**Stated exercise**
Copy the records from the line with "167, 398, 291]" to the line with "210, 314, 216]", swapping "slider" for "track" and leaving everything else the same.

*** Extracted records ***

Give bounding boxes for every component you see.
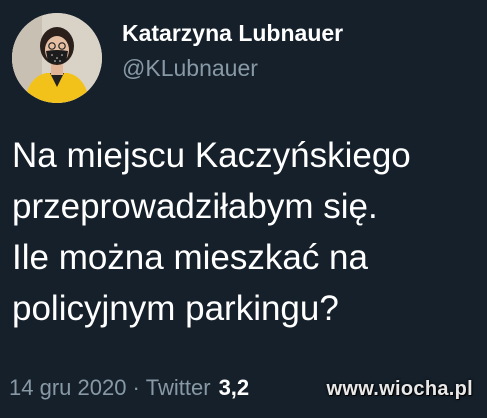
avatar-photo-icon (12, 13, 102, 103)
tweet-text-line: przeprowadziłabym się. (12, 187, 378, 226)
tweet-text-line: Ile można mieszkać na (12, 238, 368, 277)
tweet-text-line: policyjnym parkingu? (12, 289, 339, 328)
watermark: www.wiocha.pl (326, 378, 473, 400)
author-handle[interactable]: @KLubnauer (122, 55, 258, 82)
tweet-date[interactable]: 14 gru 2020 (9, 375, 126, 400)
engagement-count[interactable]: 3,2 (219, 375, 250, 400)
tweet-card: Katarzyna Lubnauer @KLubnauer Na miejscu… (0, 0, 487, 418)
author-display-name[interactable]: Katarzyna Lubnauer (122, 20, 343, 47)
avatar[interactable] (12, 13, 102, 103)
tweet-text: Na miejscu Kaczyńskiego przeprowadziłaby… (12, 130, 484, 334)
tweet-footer: 14 gru 2020 · Twitter 3,2 (9, 375, 249, 401)
tweet-text-line: Na miejscu Kaczyńskiego (12, 136, 411, 175)
footer-separator: · (132, 375, 140, 400)
tweet-source[interactable]: Twitter (146, 375, 211, 400)
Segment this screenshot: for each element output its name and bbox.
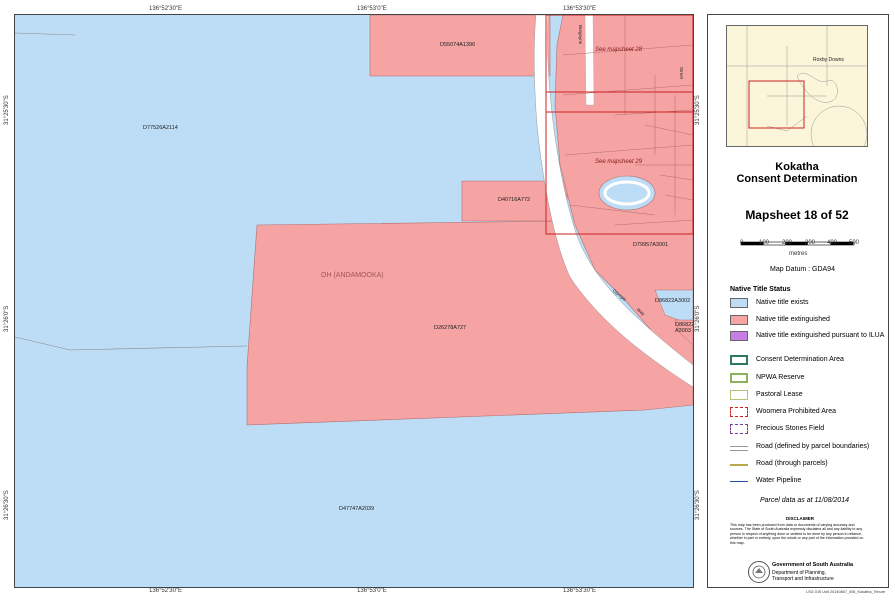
legend-swatch-cda: [730, 355, 748, 365]
coord-bottom-2: 136°53'0"E: [357, 588, 387, 594]
inset-map[interactable]: Roxby Downs: [726, 25, 868, 163]
legend-swatch-precious: [730, 424, 748, 434]
gov-logo-icon: [748, 561, 770, 583]
legend-label-exists: Native title exists: [756, 299, 809, 306]
coord-top-2: 136°53'0"E: [357, 6, 387, 12]
coord-top-3: 136°53'30"E: [563, 6, 597, 12]
coord-top-1: 136°52'30"E: [149, 6, 183, 12]
inset-extent: [748, 80, 805, 129]
label-road-street: Street: [679, 67, 684, 80]
legend-swatch-npwa: [730, 373, 748, 383]
legend-label-road1: Road (defined by parcel boundaries): [756, 443, 870, 450]
legend-label-pipe: Water Pipeline: [756, 477, 802, 484]
label-see-mapsheet-28[interactable]: See mapsheet 28: [595, 47, 642, 53]
legend-swatch-pipe: [730, 481, 748, 482]
legend-label-ilua: Native title extinguished pursuant to IL…: [756, 332, 885, 339]
legend-swatch-ilua: [730, 331, 748, 341]
label-d79957: D79957A3001: [633, 242, 669, 248]
legend-label-pastoral: Pastoral Lease: [756, 391, 803, 398]
coord-left-1: 31°25'30"S: [4, 95, 10, 125]
coord-right-2: 31°26'0"S: [695, 305, 701, 332]
coord-left-3: 31°26'30"S: [4, 490, 10, 520]
map-frame: D55074A1396 D77526A2114 D40716A772 D7995…: [14, 14, 694, 588]
label-d86822-2: D86822 A3003: [675, 322, 694, 334]
legend-swatch-pastoral: [730, 390, 748, 400]
inset-map-canvas: [727, 26, 868, 163]
label-see-mapsheet-29[interactable]: See mapsheet 29: [595, 159, 642, 165]
legend-swatch-exists: [730, 298, 748, 308]
legend-swatch-road2: [730, 464, 748, 466]
label-d40716: D40716A772: [498, 197, 531, 203]
scale-tick-2: 200: [782, 240, 793, 246]
legend-swatch-woomera: [730, 407, 748, 417]
label-oh: OH (ANDAMOOKA): [321, 272, 384, 279]
legend-label-precious: Precious Stones Field: [756, 425, 825, 432]
gov-line3: Transport and Infrastructure: [772, 576, 834, 582]
coord-right-3: 31°26'30"S: [695, 490, 701, 520]
title-line2: Consent Determination: [736, 173, 858, 185]
legend-swatch-road1: [730, 446, 748, 451]
coord-bottom-3: 136°53'30"E: [563, 588, 597, 594]
coord-right-1: 31°25'30"S: [695, 95, 701, 125]
legend-label-npwa: NPWA Reserve: [756, 374, 805, 381]
label-d86822-1: D86822A3002: [655, 298, 691, 304]
label-d77526: D77526A2114: [143, 125, 178, 131]
label-d55074: D55074A1396: [440, 42, 476, 48]
coord-left-2: 31°26'0"S: [4, 305, 10, 332]
legend-label-woomera: Woomera Prohibited Area: [756, 408, 837, 415]
legend-title: Native Title Status: [730, 286, 791, 293]
disclaimer-title: DISCLAIMER: [786, 516, 814, 521]
map-canvas[interactable]: [15, 15, 693, 587]
legend-label-extinguished: Native title extinguished: [756, 316, 830, 323]
scale-tick-4: 400: [827, 240, 838, 246]
legend-label-cda: Consent Determination Area: [756, 356, 844, 363]
scale-tick-1: 100: [759, 240, 770, 246]
legend-swatch-extinguished: [730, 315, 748, 325]
parcel-boundaries: [15, 32, 248, 351]
scale-tick-3: 300: [805, 240, 816, 246]
mapsheet-number: Mapsheet 18 of 52: [745, 208, 849, 222]
scale-tick-5: 500: [849, 240, 860, 246]
coord-bottom-1: 136°52'30"E: [149, 588, 183, 594]
legend-label-road2: Road (through parcels): [756, 460, 828, 467]
disclaimer-text: This map has been produced from data or …: [730, 523, 864, 545]
title-line1: Kokatha: [775, 161, 819, 173]
label-d26278: D26278A727: [434, 325, 467, 331]
scale-tick-0: 0: [740, 240, 744, 246]
inset-label: Roxby Downs: [813, 57, 844, 63]
label-road-burgoyne: Burgoyne: [578, 25, 583, 45]
label-d47747: D47747A2039: [339, 506, 375, 512]
map-datum: Map Datum : GDA94: [770, 266, 835, 273]
gov-line1: Government of South Australia: [772, 562, 854, 568]
parcel-data-date: Parcel data as at 11/08/2014: [760, 497, 849, 504]
scale-unit: metres: [789, 251, 808, 257]
footer-text: LSG GIS Unit 20140807_006_Kokatha_Tenure: [806, 590, 886, 594]
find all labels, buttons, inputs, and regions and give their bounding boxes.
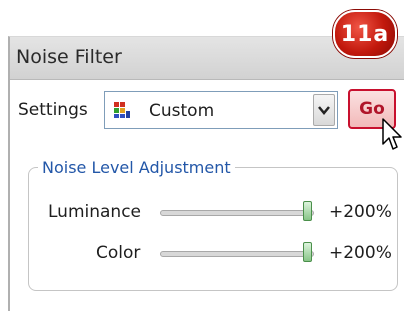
noise-level-group	[28, 167, 398, 291]
luminance-slider-thumb[interactable]	[303, 201, 312, 221]
color-slider[interactable]	[160, 251, 314, 257]
custom-preset-icon	[114, 102, 130, 118]
chevron-down-icon[interactable]	[313, 94, 335, 126]
mouse-pointer-icon	[382, 118, 402, 150]
panel-title: Noise Filter	[16, 46, 122, 68]
luminance-label: Luminance	[48, 202, 142, 222]
noise-level-group-legend: Noise Level Adjustment	[38, 158, 235, 177]
step-badge: 11a	[333, 10, 397, 58]
settings-selected-value: Custom	[149, 101, 215, 121]
color-label: Color	[96, 243, 141, 263]
settings-dropdown[interactable]: Custom	[104, 91, 338, 129]
color-slider-thumb[interactable]	[303, 242, 312, 262]
luminance-slider[interactable]	[160, 210, 314, 216]
settings-label: Settings	[18, 100, 88, 120]
color-value: +200%	[329, 243, 392, 263]
luminance-value: +200%	[329, 202, 392, 222]
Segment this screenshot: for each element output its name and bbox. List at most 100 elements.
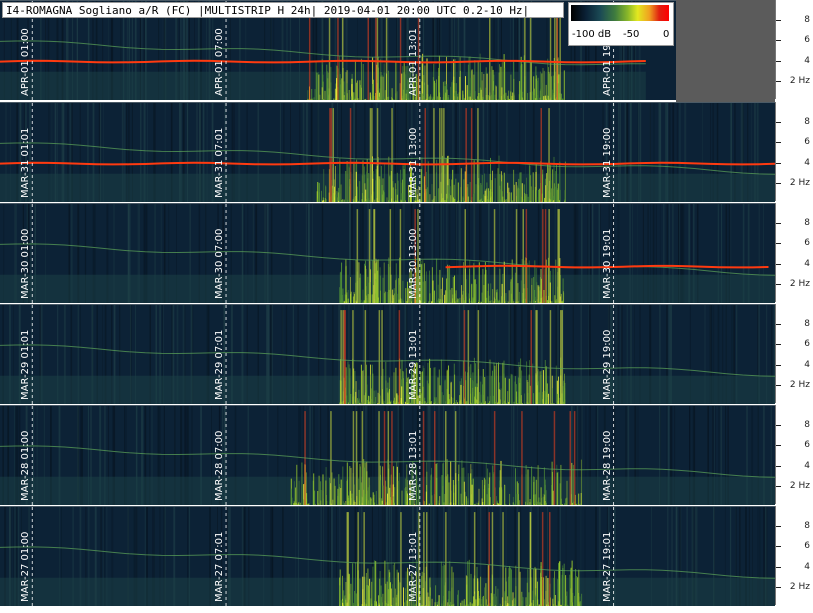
activity-burst [550,180,552,202]
frequency-axis: 8 6 4 2 Hz [775,405,813,504]
spectrogram-strip-mar-30: MAR-30 01:00 MAR-30 07:00 MAR-30 13:00 MAR-… [0,203,775,303]
activity-burst [396,466,398,505]
broadband-spike [521,411,523,505]
activity-burst [452,397,454,404]
activity-burst [567,604,569,606]
activity-burst [321,190,322,202]
activity-burst [532,172,534,202]
activity-burst [566,497,568,505]
activity-burst [345,72,347,100]
activity-burst [391,97,393,100]
broadband-spike [364,310,367,404]
activity-burst [444,294,446,303]
activity-burst [578,601,580,606]
activity-burst [470,300,472,303]
activity-burst [486,182,488,202]
broadband-spike [391,411,393,505]
activity-burst [554,583,556,606]
activity-burst [329,477,330,505]
activity-burst [537,401,539,404]
activity-burst [354,371,356,404]
activity-burst [441,295,443,303]
activity-burst [458,92,460,100]
broadband-spike [467,310,470,404]
activity-burst [508,290,510,303]
activity-burst [546,397,548,404]
activity-burst [450,502,452,505]
activity-burst [428,601,430,606]
activity-burst [447,599,449,606]
activity-burst [467,64,469,100]
broadband-spike [368,209,371,303]
activity-burst [542,493,544,505]
activity-burst [323,99,325,100]
activity-burst [560,464,562,505]
broadband-spike [489,6,491,100]
axis-tick-mark [776,546,781,547]
activity-burst [580,503,581,505]
activity-burst [420,372,422,404]
axis-tick-label: 4 [804,562,810,572]
broadband-spike [424,108,426,202]
activity-burst [533,277,535,303]
activity-burst [511,374,513,404]
activity-burst [421,302,423,303]
activity-burst [382,593,384,606]
activity-burst [293,503,295,505]
activity-burst [470,377,472,404]
activity-burst [398,472,400,505]
broadband-spike [373,209,376,303]
activity-burst [499,97,500,100]
activity-burst [393,372,395,404]
activity-burst [348,500,350,505]
activity-burst [308,503,309,505]
activity-burst [480,402,482,404]
activity-burst [483,74,485,100]
activity-burst [474,91,476,100]
activity-burst [535,596,537,606]
activity-burst [364,599,366,606]
activity-burst [470,77,472,100]
activity-burst [463,262,464,303]
activity-burst [383,262,385,303]
activity-burst [498,199,500,202]
activity-burst [480,301,482,303]
activity-burst [404,588,406,606]
activity-burst [487,468,489,505]
activity-burst [552,388,553,404]
broadband-spike [549,512,551,606]
activity-burst [540,487,542,505]
activity-burst [392,289,394,303]
activity-burst [446,459,448,505]
broadband-spike [556,6,558,100]
activity-burst [478,268,480,303]
activity-burst [563,563,565,606]
activity-burst [431,267,433,303]
activity-burst [347,361,349,404]
activity-burst [479,199,481,202]
activity-burst [401,386,403,404]
activity-burst [526,194,528,202]
activity-burst [501,181,502,202]
axis-tick-mark [776,20,781,21]
broadband-spike [445,411,447,505]
activity-burst [503,200,505,202]
activity-burst [428,503,430,505]
activity-burst [555,365,557,404]
broadband-spike [349,108,352,202]
activity-burst [334,88,336,100]
axis-tick-label: 6 [804,541,810,551]
activity-burst [516,185,518,202]
activity-burst [574,595,575,606]
activity-burst [467,500,469,505]
axis-tick-mark [776,344,781,345]
activity-burst [430,94,432,100]
spectrogram-strip-mar-27: MAR-27 01:00 MAR-27 07:01 MAR-27 13:01 MAR-… [0,506,775,606]
activity-burst [529,301,531,303]
axis-tick-mark [776,486,781,487]
frequency-axis: 8 6 4 2 Hz [775,304,813,403]
activity-burst [433,300,435,303]
activity-burst [404,162,406,202]
activity-burst [459,76,461,100]
broadband-spike [352,411,355,505]
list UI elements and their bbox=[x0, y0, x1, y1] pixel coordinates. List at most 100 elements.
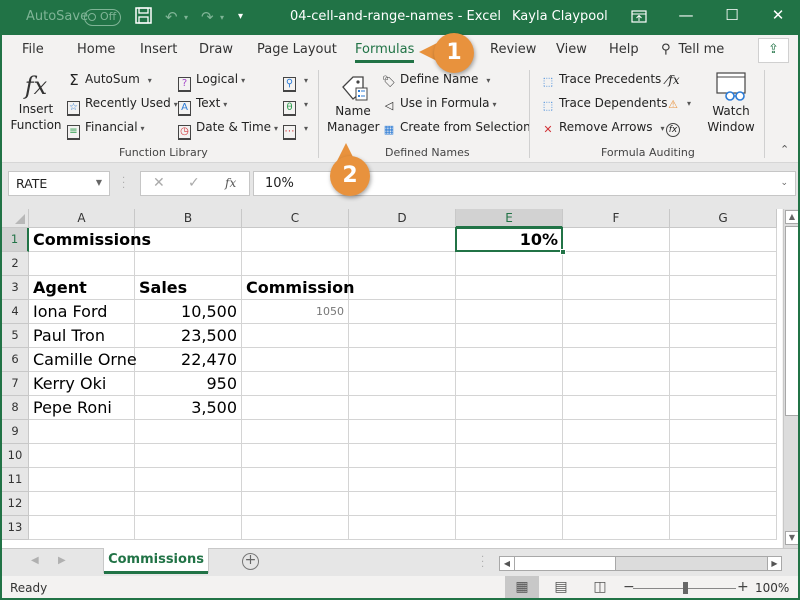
cell-c4[interactable]: 1050 bbox=[242, 300, 349, 324]
cell-d9[interactable] bbox=[349, 420, 456, 444]
tab-insert[interactable]: Insert bbox=[140, 42, 177, 57]
column-header-g[interactable]: G bbox=[670, 209, 777, 228]
cell-b10[interactable] bbox=[135, 444, 242, 468]
scroll-left-icon[interactable]: ◀ bbox=[500, 557, 514, 570]
tell-me-search[interactable]: ⚲ Tell me bbox=[661, 42, 724, 57]
tab-page-layout[interactable]: Page Layout bbox=[257, 42, 337, 57]
cell-b8[interactable]: 3,500 bbox=[135, 396, 242, 420]
cell-e8[interactable] bbox=[456, 396, 563, 420]
cell-g13[interactable] bbox=[670, 516, 777, 540]
cell-b3[interactable]: Sales bbox=[135, 276, 242, 300]
row-header-12[interactable]: 12 bbox=[2, 492, 29, 516]
trace-dependents-button[interactable]: ⬚ Trace Dependents bbox=[541, 96, 668, 113]
recently-used-button[interactable]: ☆ Recently Used ▾ bbox=[67, 96, 178, 116]
add-sheet-icon[interactable]: + bbox=[242, 553, 259, 570]
cell-a2[interactable] bbox=[29, 252, 135, 276]
cell-a13[interactable] bbox=[29, 516, 135, 540]
cell-a12[interactable] bbox=[29, 492, 135, 516]
cell-e2[interactable] bbox=[456, 252, 563, 276]
cell-a6[interactable]: Camille Orne bbox=[29, 348, 137, 372]
watch-window-button[interactable]: Watch Window bbox=[704, 71, 758, 135]
cell-g12[interactable] bbox=[670, 492, 777, 516]
cell-f10[interactable] bbox=[563, 444, 670, 468]
cell-b9[interactable] bbox=[135, 420, 242, 444]
cell-c3[interactable]: Commission bbox=[242, 276, 354, 300]
lookup-reference-button[interactable]: ⚲ ▾ bbox=[283, 72, 308, 92]
zoom-slider-handle[interactable] bbox=[682, 582, 688, 594]
ribbon-display-icon[interactable] bbox=[627, 6, 651, 28]
define-name-button[interactable]: 🏷 Define Name ▾ bbox=[382, 72, 490, 89]
vertical-scroll-thumb[interactable] bbox=[785, 226, 798, 416]
cell-a7[interactable]: Kerry Oki bbox=[29, 372, 135, 396]
column-header-d[interactable]: D bbox=[349, 209, 456, 228]
evaluate-formula-button[interactable]: fx bbox=[666, 119, 684, 137]
chevron-down-icon[interactable]: ▼ bbox=[96, 178, 102, 187]
cell-d6[interactable] bbox=[349, 348, 456, 372]
cell-g8[interactable] bbox=[670, 396, 777, 420]
date-time-button[interactable]: ◷ Date & Time ▾ bbox=[178, 120, 278, 140]
remove-arrows-button[interactable]: ✕ Remove Arrows ▾ bbox=[541, 120, 664, 137]
cell-a8[interactable]: Pepe Roni bbox=[29, 396, 135, 420]
cell-b2[interactable] bbox=[135, 252, 242, 276]
cell-f9[interactable] bbox=[563, 420, 670, 444]
name-manager-button[interactable]: Name Manager bbox=[327, 71, 380, 135]
cell-c1[interactable] bbox=[242, 228, 349, 252]
error-checking-button[interactable]: ⚠ ▾ bbox=[666, 95, 691, 112]
cell-c12[interactable] bbox=[242, 492, 349, 516]
cell-d11[interactable] bbox=[349, 468, 456, 492]
trace-precedents-button[interactable]: ⬚ Trace Precedents bbox=[541, 72, 661, 89]
redo-dropdown-icon[interactable]: ▾ bbox=[220, 13, 224, 22]
normal-view-icon[interactable]: ▦ bbox=[505, 576, 539, 598]
create-from-selection-button[interactable]: ▦ Create from Selection bbox=[382, 120, 531, 137]
cell-f1[interactable] bbox=[563, 228, 670, 252]
cell-d10[interactable] bbox=[349, 444, 456, 468]
worksheet-grid[interactable]: A B C D E F G 1 Commissions 10% 2 3 Agent Sales Commis… bbox=[2, 209, 782, 548]
save-icon[interactable] bbox=[135, 7, 152, 28]
cell-c13[interactable] bbox=[242, 516, 349, 540]
cell-d13[interactable] bbox=[349, 516, 456, 540]
minimize-icon[interactable]: — bbox=[674, 6, 698, 28]
cell-e11[interactable] bbox=[456, 468, 563, 492]
cell-g11[interactable] bbox=[670, 468, 777, 492]
cell-e12[interactable] bbox=[456, 492, 563, 516]
cell-g10[interactable] bbox=[670, 444, 777, 468]
cell-c6[interactable] bbox=[242, 348, 349, 372]
resize-grip-icon[interactable]: · · · bbox=[122, 174, 125, 194]
name-box[interactable]: RATE ▼ bbox=[8, 171, 110, 196]
undo-dropdown-icon[interactable]: ▾ bbox=[184, 13, 188, 22]
scroll-up-icon[interactable]: ▲ bbox=[785, 210, 798, 224]
cell-b12[interactable] bbox=[135, 492, 242, 516]
cell-f6[interactable] bbox=[563, 348, 670, 372]
cell-d7[interactable] bbox=[349, 372, 456, 396]
page-break-view-icon[interactable]: ◫ bbox=[583, 576, 617, 598]
sheet-tab-commissions[interactable]: Commissions bbox=[103, 548, 209, 574]
cell-c7[interactable] bbox=[242, 372, 349, 396]
scroll-down-icon[interactable]: ▼ bbox=[785, 531, 798, 545]
next-sheet-icon[interactable]: ▶ bbox=[58, 555, 66, 566]
row-header-5[interactable]: 5 bbox=[2, 324, 29, 348]
cell-b11[interactable] bbox=[135, 468, 242, 492]
cell-d1[interactable] bbox=[349, 228, 456, 252]
cell-b5[interactable]: 23,500 bbox=[135, 324, 242, 348]
scroll-right-icon[interactable]: ▶ bbox=[767, 557, 781, 570]
cancel-icon[interactable]: ✕ bbox=[153, 175, 165, 191]
cell-g9[interactable] bbox=[670, 420, 777, 444]
tab-file[interactable]: File bbox=[22, 42, 44, 57]
row-header-13[interactable]: 13 bbox=[2, 516, 29, 540]
autosave-toggle[interactable]: Off bbox=[84, 9, 121, 26]
cell-d8[interactable] bbox=[349, 396, 456, 420]
cell-e10[interactable] bbox=[456, 444, 563, 468]
row-header-6[interactable]: 6 bbox=[2, 348, 29, 372]
row-header-11[interactable]: 11 bbox=[2, 468, 29, 492]
math-trig-button[interactable]: θ ▾ bbox=[283, 96, 308, 116]
select-all-button[interactable] bbox=[2, 209, 29, 228]
tab-split-grip-icon[interactable]: · · · bbox=[481, 553, 484, 573]
cell-b6[interactable]: 22,470 bbox=[135, 348, 242, 372]
cell-e13[interactable] bbox=[456, 516, 563, 540]
cell-a11[interactable] bbox=[29, 468, 135, 492]
column-header-b[interactable]: B bbox=[135, 209, 242, 228]
cell-d5[interactable] bbox=[349, 324, 456, 348]
horizontal-scroll-thumb[interactable] bbox=[514, 557, 616, 570]
cell-f13[interactable] bbox=[563, 516, 670, 540]
use-in-formula-button[interactable]: ◁ Use in Formula ▾ bbox=[382, 96, 497, 113]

***

**Task response**
noise-level-group	[28, 167, 398, 291]
luminance-track-thumb[interactable]	[303, 201, 312, 221]
color-track[interactable]	[160, 251, 314, 257]
custom-preset-icon	[114, 102, 130, 118]
chevron-down-icon[interactable]	[313, 94, 335, 126]
mouse-pointer-icon	[382, 118, 402, 150]
panel-title: Noise Filter	[16, 46, 122, 68]
luminance-label: Luminance	[48, 202, 142, 222]
noise-level-group-legend: Noise Level Adjustment	[38, 158, 235, 177]
step-badge: 11a	[333, 10, 397, 58]
settings-selected-value: Custom	[149, 101, 215, 121]
color-label: Color	[96, 243, 141, 263]
settings-dropdown[interactable]: Custom	[104, 91, 338, 129]
color-track-thumb[interactable]	[303, 242, 312, 262]
luminance-track[interactable]	[160, 210, 314, 216]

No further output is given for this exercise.